Aim
Reproduce the lines of the material verbatim, from its first line through the line containing "time-axis-tick-mark bbox=[135, 721, 137, 725]", both included.

Records from a data collection
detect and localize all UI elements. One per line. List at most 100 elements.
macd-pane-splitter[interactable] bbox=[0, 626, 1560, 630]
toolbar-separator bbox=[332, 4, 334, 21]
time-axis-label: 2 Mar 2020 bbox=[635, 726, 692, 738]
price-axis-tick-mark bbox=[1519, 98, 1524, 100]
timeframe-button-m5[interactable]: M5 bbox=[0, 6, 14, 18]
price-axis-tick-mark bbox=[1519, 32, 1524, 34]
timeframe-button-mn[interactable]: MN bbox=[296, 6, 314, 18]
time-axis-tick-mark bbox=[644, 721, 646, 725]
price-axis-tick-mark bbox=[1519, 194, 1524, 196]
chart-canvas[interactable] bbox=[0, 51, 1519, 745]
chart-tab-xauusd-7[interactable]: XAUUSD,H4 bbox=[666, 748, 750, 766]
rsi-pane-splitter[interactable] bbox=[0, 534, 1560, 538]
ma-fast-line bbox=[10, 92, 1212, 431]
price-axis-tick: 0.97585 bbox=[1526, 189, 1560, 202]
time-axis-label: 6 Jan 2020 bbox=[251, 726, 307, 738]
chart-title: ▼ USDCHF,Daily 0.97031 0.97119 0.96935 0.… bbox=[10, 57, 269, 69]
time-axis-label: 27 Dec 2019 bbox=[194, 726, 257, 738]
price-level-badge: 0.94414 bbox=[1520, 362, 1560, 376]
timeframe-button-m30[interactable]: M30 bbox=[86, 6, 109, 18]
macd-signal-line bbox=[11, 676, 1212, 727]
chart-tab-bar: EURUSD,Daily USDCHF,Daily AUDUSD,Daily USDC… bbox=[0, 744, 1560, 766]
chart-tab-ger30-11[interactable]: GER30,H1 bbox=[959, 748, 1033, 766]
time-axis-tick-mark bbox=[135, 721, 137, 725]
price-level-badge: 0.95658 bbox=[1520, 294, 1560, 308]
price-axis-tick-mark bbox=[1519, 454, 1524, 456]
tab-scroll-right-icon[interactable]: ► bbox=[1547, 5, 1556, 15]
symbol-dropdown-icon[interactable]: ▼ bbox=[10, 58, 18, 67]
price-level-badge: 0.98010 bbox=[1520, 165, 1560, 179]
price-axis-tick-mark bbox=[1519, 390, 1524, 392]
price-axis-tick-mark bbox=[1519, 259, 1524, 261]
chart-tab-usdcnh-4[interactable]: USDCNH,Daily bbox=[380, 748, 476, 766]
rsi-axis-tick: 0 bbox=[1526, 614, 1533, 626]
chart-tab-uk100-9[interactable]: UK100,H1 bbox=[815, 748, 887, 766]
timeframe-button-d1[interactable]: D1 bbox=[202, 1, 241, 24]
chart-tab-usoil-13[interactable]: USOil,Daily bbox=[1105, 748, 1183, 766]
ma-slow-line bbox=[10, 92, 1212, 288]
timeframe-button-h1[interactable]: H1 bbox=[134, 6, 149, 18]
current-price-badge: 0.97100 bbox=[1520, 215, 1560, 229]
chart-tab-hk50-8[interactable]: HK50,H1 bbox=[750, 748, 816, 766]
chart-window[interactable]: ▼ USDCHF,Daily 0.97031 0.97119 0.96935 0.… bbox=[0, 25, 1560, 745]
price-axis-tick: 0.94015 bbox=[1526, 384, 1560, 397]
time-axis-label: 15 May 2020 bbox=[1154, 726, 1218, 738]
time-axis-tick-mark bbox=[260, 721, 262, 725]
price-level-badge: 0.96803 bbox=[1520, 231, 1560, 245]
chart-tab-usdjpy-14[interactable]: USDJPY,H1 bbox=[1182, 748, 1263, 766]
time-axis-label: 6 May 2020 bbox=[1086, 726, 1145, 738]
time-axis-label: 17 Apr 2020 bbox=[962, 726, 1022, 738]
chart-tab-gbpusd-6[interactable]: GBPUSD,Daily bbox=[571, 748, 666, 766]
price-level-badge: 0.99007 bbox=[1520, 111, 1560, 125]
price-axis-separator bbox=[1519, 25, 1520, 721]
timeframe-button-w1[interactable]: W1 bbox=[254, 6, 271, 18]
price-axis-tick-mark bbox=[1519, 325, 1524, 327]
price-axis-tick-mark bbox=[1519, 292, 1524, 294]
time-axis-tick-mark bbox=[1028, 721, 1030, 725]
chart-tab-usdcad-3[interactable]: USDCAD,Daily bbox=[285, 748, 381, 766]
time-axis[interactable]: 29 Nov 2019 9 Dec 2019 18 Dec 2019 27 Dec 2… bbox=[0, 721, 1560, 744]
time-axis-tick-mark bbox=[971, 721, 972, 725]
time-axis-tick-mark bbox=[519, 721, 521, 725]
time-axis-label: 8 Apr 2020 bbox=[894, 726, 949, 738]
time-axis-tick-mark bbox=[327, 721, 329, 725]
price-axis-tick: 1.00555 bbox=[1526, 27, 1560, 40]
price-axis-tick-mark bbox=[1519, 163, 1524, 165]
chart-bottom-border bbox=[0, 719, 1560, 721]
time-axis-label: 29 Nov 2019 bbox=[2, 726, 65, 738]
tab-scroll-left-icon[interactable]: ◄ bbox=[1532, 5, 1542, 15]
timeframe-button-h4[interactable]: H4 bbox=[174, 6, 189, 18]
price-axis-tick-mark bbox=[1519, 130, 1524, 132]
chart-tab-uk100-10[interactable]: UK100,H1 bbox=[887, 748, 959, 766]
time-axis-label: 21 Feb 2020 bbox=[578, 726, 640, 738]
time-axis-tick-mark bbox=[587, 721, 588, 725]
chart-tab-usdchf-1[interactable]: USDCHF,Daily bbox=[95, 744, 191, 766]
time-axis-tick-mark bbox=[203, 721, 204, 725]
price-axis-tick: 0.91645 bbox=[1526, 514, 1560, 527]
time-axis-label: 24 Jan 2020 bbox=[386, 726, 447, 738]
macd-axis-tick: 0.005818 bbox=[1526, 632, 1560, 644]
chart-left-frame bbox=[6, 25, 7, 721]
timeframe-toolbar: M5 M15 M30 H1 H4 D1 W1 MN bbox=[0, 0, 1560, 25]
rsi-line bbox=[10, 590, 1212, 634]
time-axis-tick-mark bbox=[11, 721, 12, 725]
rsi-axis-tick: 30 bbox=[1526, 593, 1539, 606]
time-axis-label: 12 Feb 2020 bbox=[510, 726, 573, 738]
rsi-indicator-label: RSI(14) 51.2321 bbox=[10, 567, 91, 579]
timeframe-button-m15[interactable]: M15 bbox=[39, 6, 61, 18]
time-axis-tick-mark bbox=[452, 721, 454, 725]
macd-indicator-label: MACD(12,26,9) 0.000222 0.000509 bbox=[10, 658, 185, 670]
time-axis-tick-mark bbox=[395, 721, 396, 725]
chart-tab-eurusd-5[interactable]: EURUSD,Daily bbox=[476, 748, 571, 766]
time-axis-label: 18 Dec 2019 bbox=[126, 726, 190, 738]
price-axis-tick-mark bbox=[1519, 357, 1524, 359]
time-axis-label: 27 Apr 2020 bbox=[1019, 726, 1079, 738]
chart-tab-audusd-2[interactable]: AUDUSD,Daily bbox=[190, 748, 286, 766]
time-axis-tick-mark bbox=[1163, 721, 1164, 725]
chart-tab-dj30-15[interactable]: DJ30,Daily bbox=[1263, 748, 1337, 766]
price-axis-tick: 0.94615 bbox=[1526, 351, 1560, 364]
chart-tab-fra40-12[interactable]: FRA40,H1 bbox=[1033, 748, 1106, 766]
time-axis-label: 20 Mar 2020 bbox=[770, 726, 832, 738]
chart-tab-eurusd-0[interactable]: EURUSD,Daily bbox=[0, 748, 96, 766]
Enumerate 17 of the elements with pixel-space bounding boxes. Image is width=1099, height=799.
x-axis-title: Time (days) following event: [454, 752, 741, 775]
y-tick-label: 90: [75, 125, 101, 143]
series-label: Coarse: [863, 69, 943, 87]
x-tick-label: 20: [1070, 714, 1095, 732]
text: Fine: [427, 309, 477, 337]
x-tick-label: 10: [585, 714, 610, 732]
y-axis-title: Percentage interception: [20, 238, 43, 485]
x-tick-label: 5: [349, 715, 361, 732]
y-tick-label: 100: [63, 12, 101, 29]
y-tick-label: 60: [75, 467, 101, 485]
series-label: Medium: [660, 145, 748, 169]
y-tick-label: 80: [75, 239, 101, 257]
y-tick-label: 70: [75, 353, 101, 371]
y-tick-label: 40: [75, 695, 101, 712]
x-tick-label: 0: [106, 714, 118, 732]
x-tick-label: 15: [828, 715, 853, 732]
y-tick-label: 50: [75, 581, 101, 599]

Result of this exercise
detect and localize all UI elements. One per line. List at most 100 elements.
macd-pane-splitter[interactable] bbox=[0, 626, 1560, 630]
toolbar-separator bbox=[332, 4, 334, 21]
time-axis-label: 2 Mar 2020 bbox=[635, 726, 692, 738]
price-axis-tick-mark bbox=[1519, 98, 1524, 100]
timeframe-button-m5[interactable]: M5 bbox=[0, 6, 14, 18]
price-axis-tick-mark bbox=[1519, 32, 1524, 34]
timeframe-button-mn[interactable]: MN bbox=[296, 6, 314, 18]
time-axis-tick-mark bbox=[644, 721, 646, 725]
price-axis-tick-mark bbox=[1519, 194, 1524, 196]
chart-canvas[interactable] bbox=[0, 51, 1519, 745]
chart-tab-xauusd-7[interactable]: XAUUSD,H4 bbox=[666, 748, 750, 766]
rsi-pane-splitter[interactable] bbox=[0, 534, 1560, 538]
ma-fast-line bbox=[10, 92, 1212, 431]
price-axis-tick: 0.97585 bbox=[1526, 189, 1560, 202]
time-axis-label: 6 Jan 2020 bbox=[251, 726, 307, 738]
chart-title: ▼ USDCHF,Daily 0.97031 0.97119 0.96935 0.… bbox=[10, 57, 269, 69]
time-axis-label: 27 Dec 2019 bbox=[194, 726, 257, 738]
price-level-badge: 0.94414 bbox=[1520, 362, 1560, 376]
timeframe-button-m30[interactable]: M30 bbox=[86, 6, 109, 18]
macd-signal-line bbox=[11, 676, 1212, 727]
chart-tab-bar: EURUSD,Daily USDCHF,Daily AUDUSD,Daily USDC… bbox=[0, 744, 1560, 766]
chart-tab-ger30-11[interactable]: GER30,H1 bbox=[959, 748, 1033, 766]
time-axis-tick-mark bbox=[135, 721, 137, 725]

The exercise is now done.